Problem details ->
Where a line holds "heard", copy it.

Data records
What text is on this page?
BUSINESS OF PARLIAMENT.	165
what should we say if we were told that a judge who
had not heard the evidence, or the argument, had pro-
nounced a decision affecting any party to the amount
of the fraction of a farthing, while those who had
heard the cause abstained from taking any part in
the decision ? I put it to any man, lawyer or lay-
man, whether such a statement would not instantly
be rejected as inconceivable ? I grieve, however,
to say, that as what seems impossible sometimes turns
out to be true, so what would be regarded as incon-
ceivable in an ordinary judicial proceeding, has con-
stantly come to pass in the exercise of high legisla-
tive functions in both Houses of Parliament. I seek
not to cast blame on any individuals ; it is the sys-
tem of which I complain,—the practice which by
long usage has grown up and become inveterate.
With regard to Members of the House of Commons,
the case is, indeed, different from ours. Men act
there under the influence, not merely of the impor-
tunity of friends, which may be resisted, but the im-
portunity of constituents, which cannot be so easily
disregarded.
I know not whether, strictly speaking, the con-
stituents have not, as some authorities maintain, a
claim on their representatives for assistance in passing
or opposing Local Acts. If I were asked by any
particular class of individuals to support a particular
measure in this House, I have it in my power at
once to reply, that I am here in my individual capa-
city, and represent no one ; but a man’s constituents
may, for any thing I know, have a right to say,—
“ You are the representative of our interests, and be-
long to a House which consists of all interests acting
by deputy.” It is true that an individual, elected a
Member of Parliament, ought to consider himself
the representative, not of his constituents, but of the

Complete response ->
had not heard the evidence, or the argument, had pro-
heard the cause abstained from taking any part in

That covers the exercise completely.